> **Yazılı Soru**
Mahkeme kararı metnine göre aşağıdaki soruları yanıtlayın:
1. Dava tarihi nedir?
2. İlk derece mahkemesi hangisidir ve davada nasıl karar vermiştir?
3. Yerel mahkemenin kararı hangi gerekçeyle bozulmuştur?

> **Çıkarılan Metin**
----------

Logo

5. Hukuk Dairesi2024/1822 E. 2024/9292 K.

Yapay Zeka Özeti

Uyuşmazlık: Kamulaştırmasız el atılan taşınmazın bedelinin tespiti davasında, taşınmazın taşkın altında kalma durumu nedeniyle değer tespitinde eksik inceleme yapıldığı iddiası.

Gerekçe ve Sonuç: Taşınmazın taşkın altında kalma durumu ve bunun bedeline etkisinin tam olarak tespit edilmeden karar verilmesinin eksik incelemeye sebebiyet verdiği gözetilerek, yerel mahkemenin kararı bozulmuştur.

Karar Metni

"İçtihat Metni"

İNCELENEN KARARIN

MAHKEMESİ : Van Bölge Adliye Mahkemesi 1. Hukuk Dairesi

SAYISI : 2022/472 Esas, 2023/2446 Karar

DAVA TARİHİ : 20.08.2021

KARAR : Düzeltilerek yeniden esas hakkında verilen karar

İLK DERECE MAHKEMESİ : Özalp 1. Asliye Hukuk Mahkemesi

SAYISI : 2021/676 Esas, 2021/1255 Karar

Taraflar arasındaki kamulaştırmasız el atılan taşınmaz bedelinin tahsili ve ecrimisil istemine ilişkin davada yapılan yargılama sonunda İlk Derece Mahkemesince davanın kabulüne karar verilmiştir.

----------

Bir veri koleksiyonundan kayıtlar
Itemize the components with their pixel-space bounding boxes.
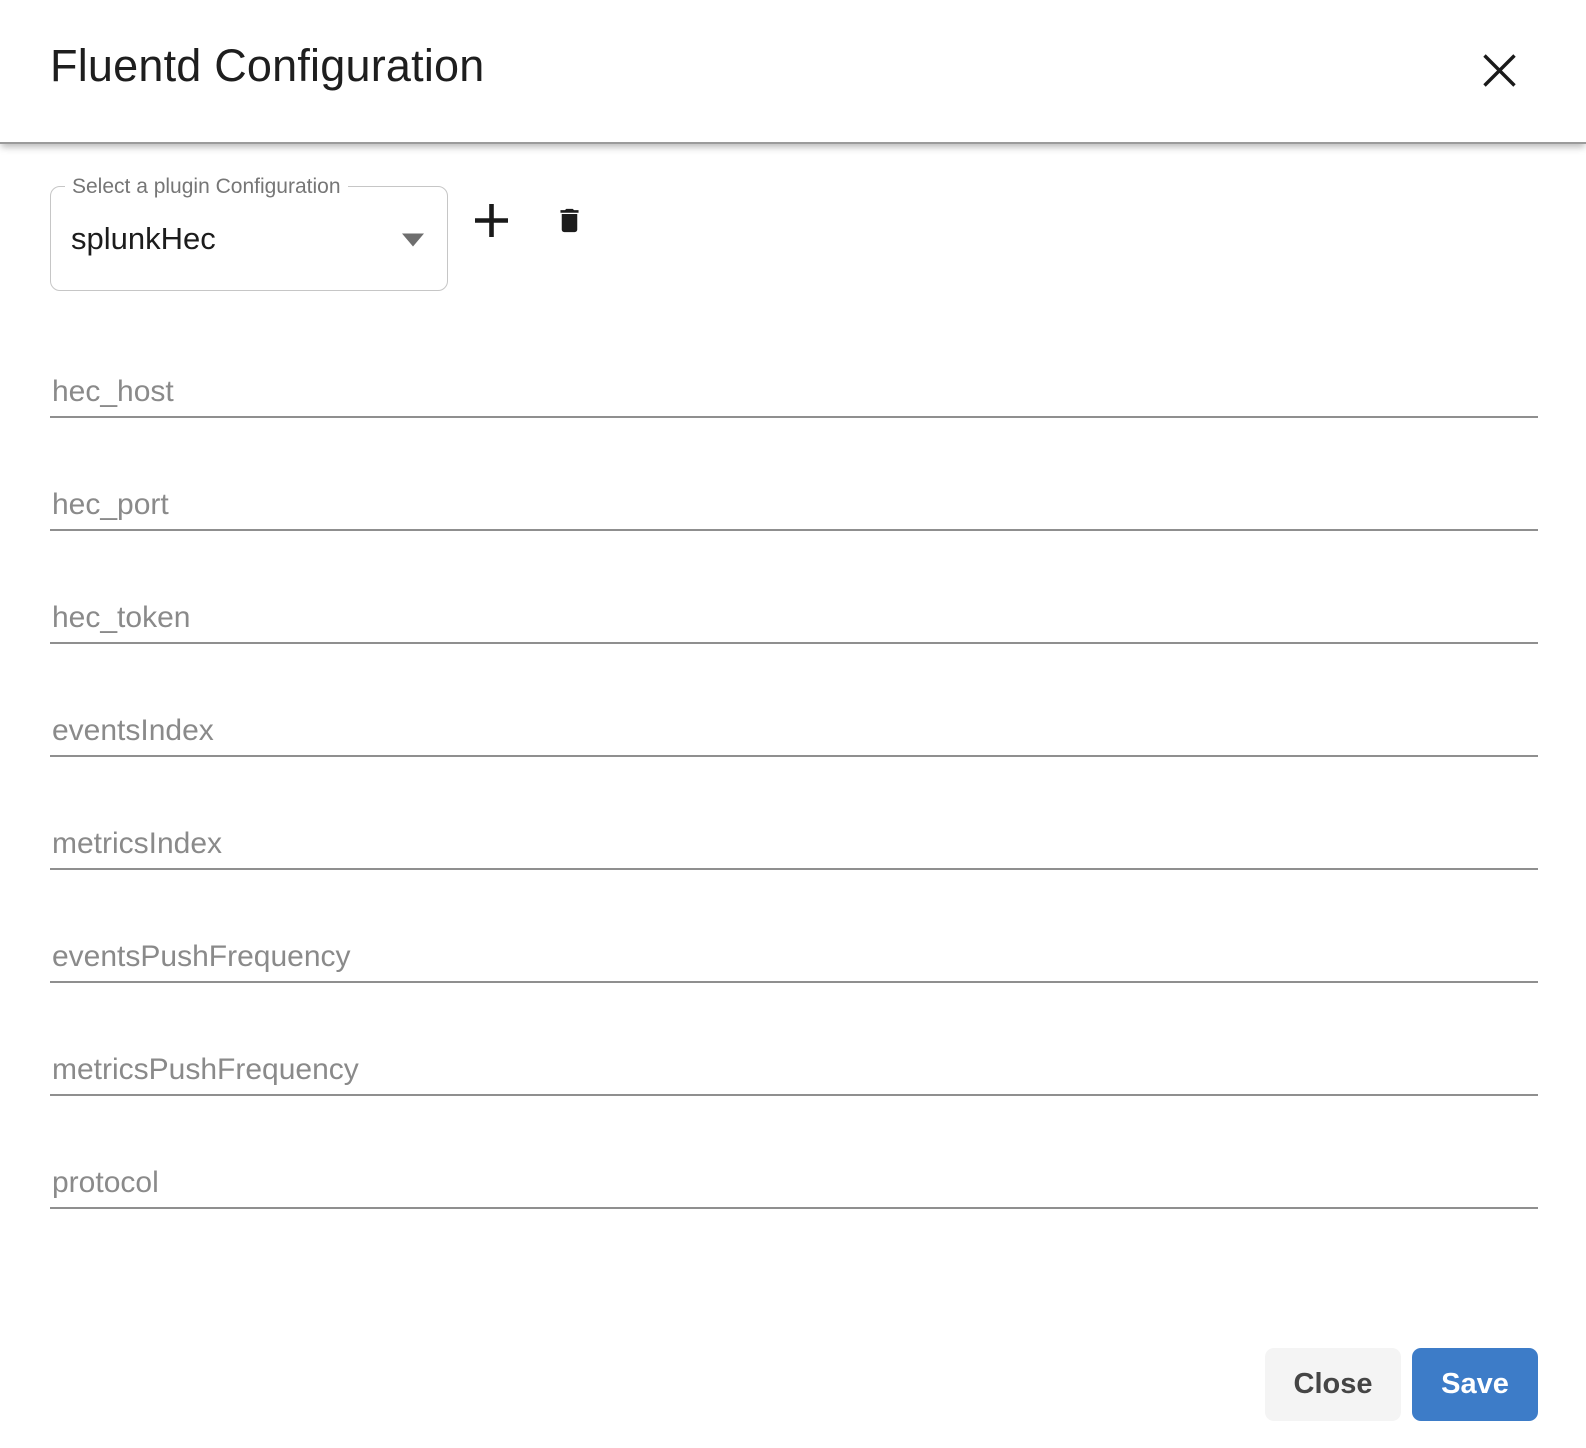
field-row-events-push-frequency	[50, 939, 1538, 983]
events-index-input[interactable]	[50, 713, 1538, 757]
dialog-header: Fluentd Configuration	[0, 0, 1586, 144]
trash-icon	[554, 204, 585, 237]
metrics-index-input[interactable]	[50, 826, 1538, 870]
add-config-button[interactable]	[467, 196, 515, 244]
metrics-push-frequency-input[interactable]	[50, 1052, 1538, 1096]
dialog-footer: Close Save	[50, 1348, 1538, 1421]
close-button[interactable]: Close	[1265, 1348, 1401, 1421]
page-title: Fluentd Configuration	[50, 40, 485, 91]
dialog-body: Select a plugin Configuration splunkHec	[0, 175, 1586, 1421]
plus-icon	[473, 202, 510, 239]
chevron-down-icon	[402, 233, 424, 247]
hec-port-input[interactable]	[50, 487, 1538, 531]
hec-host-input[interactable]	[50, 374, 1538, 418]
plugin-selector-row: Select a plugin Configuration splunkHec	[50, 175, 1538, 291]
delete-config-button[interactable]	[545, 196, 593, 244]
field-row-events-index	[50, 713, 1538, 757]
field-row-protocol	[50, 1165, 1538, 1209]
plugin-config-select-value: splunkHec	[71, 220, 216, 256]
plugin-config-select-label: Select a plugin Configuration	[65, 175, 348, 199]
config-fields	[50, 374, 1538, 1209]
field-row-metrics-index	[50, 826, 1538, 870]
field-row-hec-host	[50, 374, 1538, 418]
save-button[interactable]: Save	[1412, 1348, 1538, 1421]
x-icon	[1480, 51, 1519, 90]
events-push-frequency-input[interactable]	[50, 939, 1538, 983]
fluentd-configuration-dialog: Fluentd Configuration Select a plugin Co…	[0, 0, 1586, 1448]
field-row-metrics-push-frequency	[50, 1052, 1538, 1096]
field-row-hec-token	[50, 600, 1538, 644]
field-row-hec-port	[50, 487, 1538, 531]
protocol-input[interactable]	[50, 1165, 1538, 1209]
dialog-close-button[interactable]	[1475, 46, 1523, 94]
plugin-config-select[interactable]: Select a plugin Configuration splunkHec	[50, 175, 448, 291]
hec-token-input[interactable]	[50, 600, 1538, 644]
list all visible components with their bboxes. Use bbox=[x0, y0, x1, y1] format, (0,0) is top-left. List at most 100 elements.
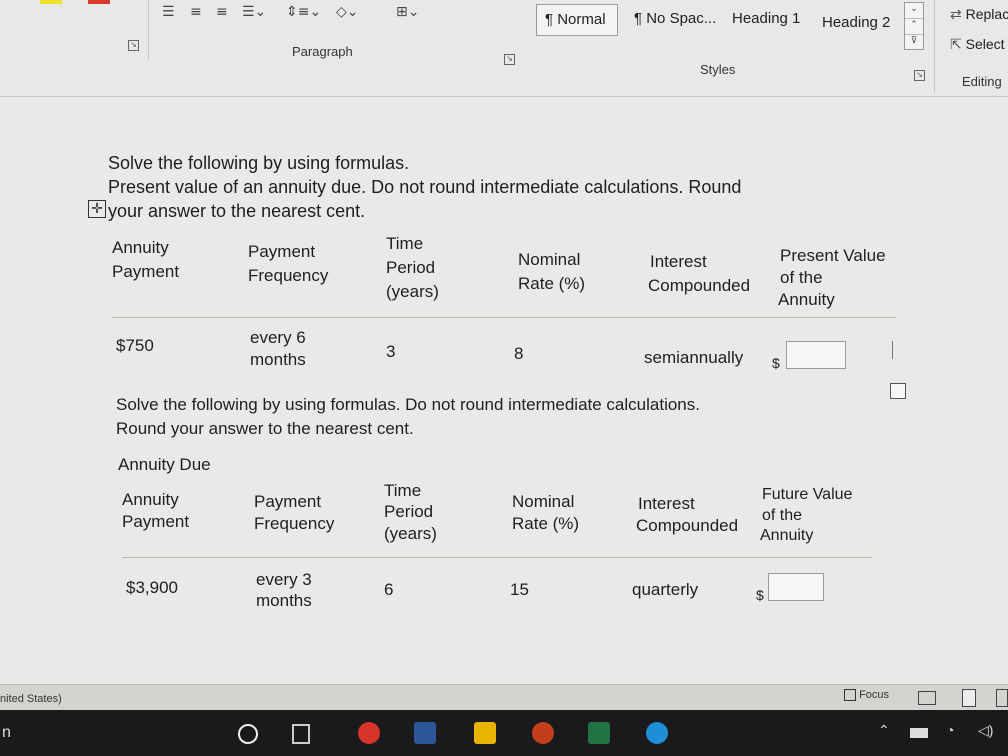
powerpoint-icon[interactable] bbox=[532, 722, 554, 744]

----------

> **Görev Çıktısı**
1. 20.08.2021
2. Özalp 1. Asliye Hukuk Mahkemesi; davanın kabulüne karar vermiştir.
3. Taşınmazın taşkın altında kalma durumu ve bunun bedele etkisi tam olarak tespit edilmeden karar verilmesi eksik incelemeye sebebiyet vermiştir.